## Exercise task
Please render the lines of all the records below as a numbered list, leaving out any blank lines.

━━━━━━━━━━━━━━━━

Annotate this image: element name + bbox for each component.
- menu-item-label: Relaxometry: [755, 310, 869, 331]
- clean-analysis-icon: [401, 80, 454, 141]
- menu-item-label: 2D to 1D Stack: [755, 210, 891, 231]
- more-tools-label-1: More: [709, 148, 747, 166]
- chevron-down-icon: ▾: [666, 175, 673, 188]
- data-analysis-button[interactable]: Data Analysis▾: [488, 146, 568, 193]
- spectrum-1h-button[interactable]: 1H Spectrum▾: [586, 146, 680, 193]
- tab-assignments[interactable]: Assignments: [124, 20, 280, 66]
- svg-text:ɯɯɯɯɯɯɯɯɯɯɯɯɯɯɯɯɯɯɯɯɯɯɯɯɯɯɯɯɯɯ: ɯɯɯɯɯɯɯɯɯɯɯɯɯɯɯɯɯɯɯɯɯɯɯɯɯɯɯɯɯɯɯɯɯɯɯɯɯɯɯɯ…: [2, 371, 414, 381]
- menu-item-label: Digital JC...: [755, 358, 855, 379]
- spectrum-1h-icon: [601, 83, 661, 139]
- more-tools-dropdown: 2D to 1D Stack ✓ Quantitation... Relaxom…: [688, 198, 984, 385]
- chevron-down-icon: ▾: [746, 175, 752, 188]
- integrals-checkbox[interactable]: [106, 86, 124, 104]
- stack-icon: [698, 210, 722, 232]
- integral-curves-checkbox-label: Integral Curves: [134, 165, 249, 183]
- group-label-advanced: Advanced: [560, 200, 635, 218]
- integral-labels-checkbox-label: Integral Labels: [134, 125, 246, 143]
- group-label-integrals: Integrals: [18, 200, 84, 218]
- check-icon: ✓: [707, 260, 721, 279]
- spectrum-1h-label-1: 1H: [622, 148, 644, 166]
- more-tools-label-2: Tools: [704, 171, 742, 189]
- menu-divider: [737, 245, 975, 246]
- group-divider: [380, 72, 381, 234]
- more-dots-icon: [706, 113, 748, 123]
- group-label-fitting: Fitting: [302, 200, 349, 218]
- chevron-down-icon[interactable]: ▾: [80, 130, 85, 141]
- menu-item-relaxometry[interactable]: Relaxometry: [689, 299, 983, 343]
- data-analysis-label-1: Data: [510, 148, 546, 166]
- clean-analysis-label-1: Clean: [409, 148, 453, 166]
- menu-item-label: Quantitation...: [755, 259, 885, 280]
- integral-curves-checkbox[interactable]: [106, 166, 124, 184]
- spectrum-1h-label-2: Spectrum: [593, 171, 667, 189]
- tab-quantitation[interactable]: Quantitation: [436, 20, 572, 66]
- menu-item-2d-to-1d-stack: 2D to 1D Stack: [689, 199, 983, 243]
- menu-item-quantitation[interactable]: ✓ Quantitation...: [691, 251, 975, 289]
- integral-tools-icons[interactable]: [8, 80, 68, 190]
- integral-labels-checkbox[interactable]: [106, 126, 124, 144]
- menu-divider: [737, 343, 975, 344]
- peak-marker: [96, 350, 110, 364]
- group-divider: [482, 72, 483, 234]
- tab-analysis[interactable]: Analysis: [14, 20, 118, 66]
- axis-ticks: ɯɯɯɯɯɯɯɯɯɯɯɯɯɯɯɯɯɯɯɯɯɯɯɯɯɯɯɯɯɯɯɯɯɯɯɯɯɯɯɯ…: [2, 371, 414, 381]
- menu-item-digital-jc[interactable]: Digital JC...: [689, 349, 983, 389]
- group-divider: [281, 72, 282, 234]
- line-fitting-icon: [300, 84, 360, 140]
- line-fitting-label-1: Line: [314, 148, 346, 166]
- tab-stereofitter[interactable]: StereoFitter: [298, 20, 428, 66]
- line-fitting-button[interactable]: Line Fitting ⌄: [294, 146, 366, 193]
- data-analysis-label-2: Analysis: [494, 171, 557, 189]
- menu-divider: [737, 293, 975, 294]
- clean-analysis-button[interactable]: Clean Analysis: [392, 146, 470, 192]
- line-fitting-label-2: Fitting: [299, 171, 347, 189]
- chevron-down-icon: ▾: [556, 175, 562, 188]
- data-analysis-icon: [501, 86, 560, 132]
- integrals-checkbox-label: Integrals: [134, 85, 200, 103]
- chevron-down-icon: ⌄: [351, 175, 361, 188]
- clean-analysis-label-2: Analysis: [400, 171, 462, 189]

━━━━━━━━━━━━━━━━

## Final answer
1. Annotate this image: element name + bbox for each component.
2. - menu-item-label: Relaxometry: [755, 310, 869, 331]
3. - clean-analysis-icon: [401, 80, 454, 141]
4. - menu-item-label: 2D to 1D Stack: [755, 210, 891, 231]
5. - more-tools-label-1: More: [709, 148, 747, 166]
6. - chevron-down-icon: ▾: [666, 175, 673, 188]
7. - data-analysis-button[interactable]: Data Analysis▾: [488, 146, 568, 193]
8. - spectrum-1h-button[interactable]: 1H Spectrum▾: [586, 146, 680, 193]
9. - tab-assignments[interactable]: Assignments: [124, 20, 280, 66]
10. - svg-text:ɯɯɯɯɯɯɯɯɯɯɯɯɯɯɯɯɯɯɯɯɯɯɯɯɯɯɯɯɯɯ: ɯɯɯɯɯɯɯɯɯɯɯɯɯɯɯɯɯɯɯɯɯɯɯɯɯɯɯɯɯɯɯɯɯɯɯɯɯɯɯɯ…: [2, 371, 414, 381]
11. - menu-item-label: Digital JC...: [755, 358, 855, 379]
12. - spectrum-1h-icon: [601, 83, 661, 139]
13. - more-tools-dropdown: 2D to 1D Stack ✓ Quantitation... Relaxom…: [688, 198, 984, 385]
14. - chevron-down-icon: ▾: [746, 175, 752, 188]
15. - integrals-checkbox[interactable]: [106, 86, 124, 104]
16. - stack-icon: [698, 210, 722, 232]
17. - integral-curves-checkbox-label: Integral Curves: [134, 165, 249, 183]
18. - group-label-advanced: Advanced: [560, 200, 635, 218]
19. - integral-labels-checkbox-label: Integral Labels: [134, 125, 246, 143]
20. - group-label-integrals: Integrals: [18, 200, 84, 218]
21. - check-icon: ✓: [707, 260, 721, 279]
22. - spectrum-1h-label-1: 1H: [622, 148, 644, 166]
23. - more-tools-label-2: Tools: [704, 171, 742, 189]
24. - menu-divider: [737, 245, 975, 246]
25. - group-divider: [380, 72, 381, 234]
26. - more-dots-icon: [706, 113, 748, 123]
27. - group-label-fitting: Fitting: [302, 200, 349, 218]
28. - chevron-down-icon[interactable]: ▾: [80, 130, 85, 141]
29. - menu-item-relaxometry[interactable]: Relaxometry: [689, 299, 983, 343]
30. - data-analysis-label-1: Data: [510, 148, 546, 166]
31. - clean-analysis-label-1: Clean: [409, 148, 453, 166]
32. - menu-item-label: Quantitation...: [755, 259, 885, 280]
33. - integral-curves-checkbox[interactable]: [106, 166, 124, 184]
34. - spectrum-1h-label-2: Spectrum: [593, 171, 667, 189]
35. - tab-quantitation[interactable]: Quantitation: [436, 20, 572, 66]
36. - menu-item-2d-to-1d-stack: 2D to 1D Stack: [689, 199, 983, 243]
37. - menu-item-quantitation[interactable]: ✓ Quantitation...: [691, 251, 975, 289]
38. - integral-tools-icons[interactable]: [8, 80, 68, 190]
39. - integral-labels-checkbox[interactable]: [106, 126, 124, 144]
40. - menu-divider: [737, 343, 975, 344]
41. - peak-marker: [96, 350, 110, 364]
42. - group-divider: [482, 72, 483, 234]
43. - tab-analysis[interactable]: Analysis: [14, 20, 118, 66]
44. - axis-ticks: ɯɯɯɯɯɯɯɯɯɯɯɯɯɯɯɯɯɯɯɯɯɯɯɯɯɯɯɯɯɯɯɯɯɯɯɯɯɯɯɯ…: [2, 371, 414, 381]
45. - menu-item-digital-jc[interactable]: Digital JC...: [689, 349, 983, 389]
46. - group-divider: [281, 72, 282, 234]
47. - line-fitting-icon: [300, 84, 360, 140]
48. - line-fitting-label-1: Line: [314, 148, 346, 166]
49. - tab-stereofitter[interactable]: StereoFitter: [298, 20, 428, 66]
50. - line-fitting-button[interactable]: Line Fitting ⌄: [294, 146, 366, 193]
51. - data-analysis-label-2: Analysis: [494, 171, 557, 189]
52. - menu-divider: [737, 293, 975, 294]
53. - clean-analysis-button[interactable]: Clean Analysis: [392, 146, 470, 192]
54. - line-fitting-label-2: Fitting: [299, 171, 347, 189]
55. - chevron-down-icon: ▾: [556, 175, 562, 188]
56. - data-analysis-icon: [501, 86, 560, 132]
57. - integrals-checkbox-label: Integrals: [134, 85, 200, 103]
58. - chevron-down-icon: ⌄: [351, 175, 361, 188]
59. - clean-analysis-label-2: Analysis: [400, 171, 462, 189]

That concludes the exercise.